**RECORDS PROVIDED**:
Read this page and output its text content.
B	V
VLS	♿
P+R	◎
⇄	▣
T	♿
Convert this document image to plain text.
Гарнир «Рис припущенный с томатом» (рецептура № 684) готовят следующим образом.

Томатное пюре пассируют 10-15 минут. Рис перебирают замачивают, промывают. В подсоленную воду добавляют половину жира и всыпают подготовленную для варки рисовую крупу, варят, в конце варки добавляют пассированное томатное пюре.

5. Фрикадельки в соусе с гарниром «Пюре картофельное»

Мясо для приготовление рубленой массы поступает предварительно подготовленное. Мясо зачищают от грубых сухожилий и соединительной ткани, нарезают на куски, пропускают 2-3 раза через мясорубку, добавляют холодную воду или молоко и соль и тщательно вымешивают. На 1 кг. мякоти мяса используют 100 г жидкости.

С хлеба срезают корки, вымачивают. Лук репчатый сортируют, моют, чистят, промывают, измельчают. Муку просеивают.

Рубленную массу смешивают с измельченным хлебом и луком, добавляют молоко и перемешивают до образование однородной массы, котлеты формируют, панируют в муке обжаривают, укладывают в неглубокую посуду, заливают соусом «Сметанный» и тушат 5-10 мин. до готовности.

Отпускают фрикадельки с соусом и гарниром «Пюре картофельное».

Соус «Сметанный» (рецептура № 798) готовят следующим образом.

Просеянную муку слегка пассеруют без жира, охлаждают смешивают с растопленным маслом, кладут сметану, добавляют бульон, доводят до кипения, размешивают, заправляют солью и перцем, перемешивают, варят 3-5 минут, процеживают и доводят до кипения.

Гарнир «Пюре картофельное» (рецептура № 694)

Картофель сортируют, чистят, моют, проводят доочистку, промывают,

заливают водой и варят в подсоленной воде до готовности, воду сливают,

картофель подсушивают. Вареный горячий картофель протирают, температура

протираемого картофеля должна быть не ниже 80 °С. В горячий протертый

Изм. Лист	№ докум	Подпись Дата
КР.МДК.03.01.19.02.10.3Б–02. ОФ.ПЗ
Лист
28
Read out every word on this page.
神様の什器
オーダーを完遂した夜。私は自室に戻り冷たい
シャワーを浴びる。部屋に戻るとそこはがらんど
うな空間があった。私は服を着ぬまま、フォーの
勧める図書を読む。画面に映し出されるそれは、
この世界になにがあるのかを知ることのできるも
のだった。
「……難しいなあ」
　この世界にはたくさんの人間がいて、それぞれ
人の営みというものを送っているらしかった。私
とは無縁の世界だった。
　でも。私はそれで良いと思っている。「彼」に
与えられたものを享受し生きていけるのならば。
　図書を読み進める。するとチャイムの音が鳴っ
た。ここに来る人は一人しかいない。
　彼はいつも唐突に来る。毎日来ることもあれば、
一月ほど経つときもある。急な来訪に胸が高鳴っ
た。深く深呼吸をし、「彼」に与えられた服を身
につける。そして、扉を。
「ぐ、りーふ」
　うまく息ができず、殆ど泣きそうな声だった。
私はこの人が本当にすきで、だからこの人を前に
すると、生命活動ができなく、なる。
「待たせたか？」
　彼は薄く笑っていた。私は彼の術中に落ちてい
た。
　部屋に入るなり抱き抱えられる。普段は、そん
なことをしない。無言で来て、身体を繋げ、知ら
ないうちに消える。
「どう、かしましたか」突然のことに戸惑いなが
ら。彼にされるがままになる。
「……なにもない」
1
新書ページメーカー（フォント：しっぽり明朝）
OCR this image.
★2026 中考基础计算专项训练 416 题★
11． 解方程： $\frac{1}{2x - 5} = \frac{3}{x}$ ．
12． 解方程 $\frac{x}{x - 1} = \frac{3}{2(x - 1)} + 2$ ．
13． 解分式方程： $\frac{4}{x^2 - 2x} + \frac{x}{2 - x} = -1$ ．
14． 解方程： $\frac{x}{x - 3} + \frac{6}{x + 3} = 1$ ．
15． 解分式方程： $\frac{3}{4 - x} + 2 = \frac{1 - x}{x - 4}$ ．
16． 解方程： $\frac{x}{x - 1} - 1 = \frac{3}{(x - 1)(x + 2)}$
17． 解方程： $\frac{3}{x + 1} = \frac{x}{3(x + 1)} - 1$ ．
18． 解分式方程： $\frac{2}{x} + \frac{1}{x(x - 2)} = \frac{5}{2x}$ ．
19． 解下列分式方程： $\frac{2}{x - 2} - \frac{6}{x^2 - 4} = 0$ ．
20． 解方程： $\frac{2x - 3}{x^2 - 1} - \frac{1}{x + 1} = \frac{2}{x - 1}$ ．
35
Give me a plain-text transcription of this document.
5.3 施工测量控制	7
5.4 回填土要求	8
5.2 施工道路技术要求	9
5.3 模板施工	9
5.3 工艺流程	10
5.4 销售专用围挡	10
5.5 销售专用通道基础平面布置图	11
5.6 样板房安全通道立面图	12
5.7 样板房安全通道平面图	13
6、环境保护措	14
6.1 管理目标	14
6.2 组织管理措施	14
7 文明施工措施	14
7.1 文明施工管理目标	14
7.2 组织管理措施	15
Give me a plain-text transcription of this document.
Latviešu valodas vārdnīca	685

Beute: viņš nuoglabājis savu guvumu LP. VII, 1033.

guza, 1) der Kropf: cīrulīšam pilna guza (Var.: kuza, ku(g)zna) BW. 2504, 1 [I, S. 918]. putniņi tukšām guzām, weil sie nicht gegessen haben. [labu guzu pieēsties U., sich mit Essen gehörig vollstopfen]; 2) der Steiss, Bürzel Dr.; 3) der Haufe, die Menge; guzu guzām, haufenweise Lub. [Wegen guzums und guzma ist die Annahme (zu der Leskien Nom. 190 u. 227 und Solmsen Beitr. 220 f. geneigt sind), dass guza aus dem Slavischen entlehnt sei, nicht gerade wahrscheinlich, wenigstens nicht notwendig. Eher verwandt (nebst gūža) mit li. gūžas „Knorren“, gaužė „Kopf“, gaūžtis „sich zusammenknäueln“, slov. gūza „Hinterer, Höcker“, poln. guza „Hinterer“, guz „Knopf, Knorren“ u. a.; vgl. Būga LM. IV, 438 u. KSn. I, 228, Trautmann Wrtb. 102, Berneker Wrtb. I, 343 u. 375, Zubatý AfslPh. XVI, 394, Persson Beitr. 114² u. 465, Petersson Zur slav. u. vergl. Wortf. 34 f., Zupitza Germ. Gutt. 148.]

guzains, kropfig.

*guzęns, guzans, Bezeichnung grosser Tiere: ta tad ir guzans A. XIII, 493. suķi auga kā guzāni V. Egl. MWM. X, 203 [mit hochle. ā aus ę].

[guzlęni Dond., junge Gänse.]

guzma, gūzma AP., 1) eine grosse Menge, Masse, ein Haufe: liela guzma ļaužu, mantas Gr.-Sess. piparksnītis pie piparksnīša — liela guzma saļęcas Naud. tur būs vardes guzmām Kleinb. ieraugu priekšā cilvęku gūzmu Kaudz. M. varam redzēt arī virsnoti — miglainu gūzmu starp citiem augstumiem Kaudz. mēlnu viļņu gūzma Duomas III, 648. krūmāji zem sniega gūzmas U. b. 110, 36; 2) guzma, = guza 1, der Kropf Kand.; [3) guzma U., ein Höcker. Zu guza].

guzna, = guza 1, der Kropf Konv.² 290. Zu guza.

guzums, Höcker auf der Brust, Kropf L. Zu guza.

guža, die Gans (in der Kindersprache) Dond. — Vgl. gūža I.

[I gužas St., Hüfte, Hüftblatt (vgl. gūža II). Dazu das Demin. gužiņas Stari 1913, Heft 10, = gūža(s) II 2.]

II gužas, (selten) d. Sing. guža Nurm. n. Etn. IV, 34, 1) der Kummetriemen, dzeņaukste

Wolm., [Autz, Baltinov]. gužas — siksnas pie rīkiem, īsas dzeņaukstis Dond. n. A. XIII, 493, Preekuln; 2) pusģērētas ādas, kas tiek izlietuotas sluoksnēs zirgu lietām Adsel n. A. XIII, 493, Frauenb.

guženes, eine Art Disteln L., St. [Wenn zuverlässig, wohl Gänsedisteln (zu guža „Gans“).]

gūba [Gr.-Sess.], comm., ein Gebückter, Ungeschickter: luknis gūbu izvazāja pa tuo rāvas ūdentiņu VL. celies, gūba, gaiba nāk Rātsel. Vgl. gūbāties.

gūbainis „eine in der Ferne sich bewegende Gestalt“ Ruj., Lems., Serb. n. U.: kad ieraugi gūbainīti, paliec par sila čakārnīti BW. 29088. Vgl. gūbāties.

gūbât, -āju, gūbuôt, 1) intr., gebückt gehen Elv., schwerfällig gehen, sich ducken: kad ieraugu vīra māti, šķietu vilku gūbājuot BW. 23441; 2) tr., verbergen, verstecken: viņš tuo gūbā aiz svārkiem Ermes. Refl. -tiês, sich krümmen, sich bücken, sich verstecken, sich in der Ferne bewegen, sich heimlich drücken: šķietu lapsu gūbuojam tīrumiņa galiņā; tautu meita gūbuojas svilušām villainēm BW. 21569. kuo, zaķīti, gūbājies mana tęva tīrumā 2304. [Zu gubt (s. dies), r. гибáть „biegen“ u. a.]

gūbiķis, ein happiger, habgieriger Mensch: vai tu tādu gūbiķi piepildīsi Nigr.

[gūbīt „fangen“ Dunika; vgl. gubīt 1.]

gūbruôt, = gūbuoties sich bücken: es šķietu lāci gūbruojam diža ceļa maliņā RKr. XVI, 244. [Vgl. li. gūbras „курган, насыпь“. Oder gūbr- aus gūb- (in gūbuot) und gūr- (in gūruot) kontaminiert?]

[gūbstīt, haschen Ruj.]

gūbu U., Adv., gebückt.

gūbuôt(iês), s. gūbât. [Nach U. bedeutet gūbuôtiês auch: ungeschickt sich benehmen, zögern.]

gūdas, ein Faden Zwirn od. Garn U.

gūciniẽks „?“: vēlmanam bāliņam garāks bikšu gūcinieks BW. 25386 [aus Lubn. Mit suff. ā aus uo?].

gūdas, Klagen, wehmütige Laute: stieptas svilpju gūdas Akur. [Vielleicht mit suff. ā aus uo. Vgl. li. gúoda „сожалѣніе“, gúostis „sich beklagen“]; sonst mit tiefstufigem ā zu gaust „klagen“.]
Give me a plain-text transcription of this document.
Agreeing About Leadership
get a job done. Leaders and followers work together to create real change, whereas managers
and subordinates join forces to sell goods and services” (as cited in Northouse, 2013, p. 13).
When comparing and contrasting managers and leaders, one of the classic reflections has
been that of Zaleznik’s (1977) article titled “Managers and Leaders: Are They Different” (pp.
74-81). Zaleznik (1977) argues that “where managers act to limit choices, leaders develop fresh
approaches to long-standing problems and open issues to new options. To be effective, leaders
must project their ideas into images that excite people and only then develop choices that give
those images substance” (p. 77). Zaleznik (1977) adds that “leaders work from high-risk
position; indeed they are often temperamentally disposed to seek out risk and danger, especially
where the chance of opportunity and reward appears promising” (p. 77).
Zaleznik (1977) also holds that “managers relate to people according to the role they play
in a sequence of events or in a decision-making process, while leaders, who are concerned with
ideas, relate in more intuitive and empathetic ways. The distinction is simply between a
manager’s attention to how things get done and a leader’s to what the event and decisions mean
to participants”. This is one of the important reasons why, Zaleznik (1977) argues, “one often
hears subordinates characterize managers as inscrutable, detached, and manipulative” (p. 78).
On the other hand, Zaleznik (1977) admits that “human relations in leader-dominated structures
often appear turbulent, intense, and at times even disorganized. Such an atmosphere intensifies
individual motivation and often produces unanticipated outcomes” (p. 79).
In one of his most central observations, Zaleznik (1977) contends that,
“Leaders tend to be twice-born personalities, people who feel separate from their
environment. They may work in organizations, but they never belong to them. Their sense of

**EXERCISE DIRECTIONS**: In the material above, find each line that contains the word "Сметанный", and select it.

**EXERCISE RESPONSE**:
Рубленную массу смешивают с измельченным хлебом и луком, добавляют молоко и перемешивают до образование однородной массы, котлеты формируют, панируют в муке обжаривают, укладывают в неглубокую посуду, заливают соусом «Сметанный» и тушат 5-10 мин. до готовности.
Соус «Сметанный» (рецептура № 798) готовят следующим образом.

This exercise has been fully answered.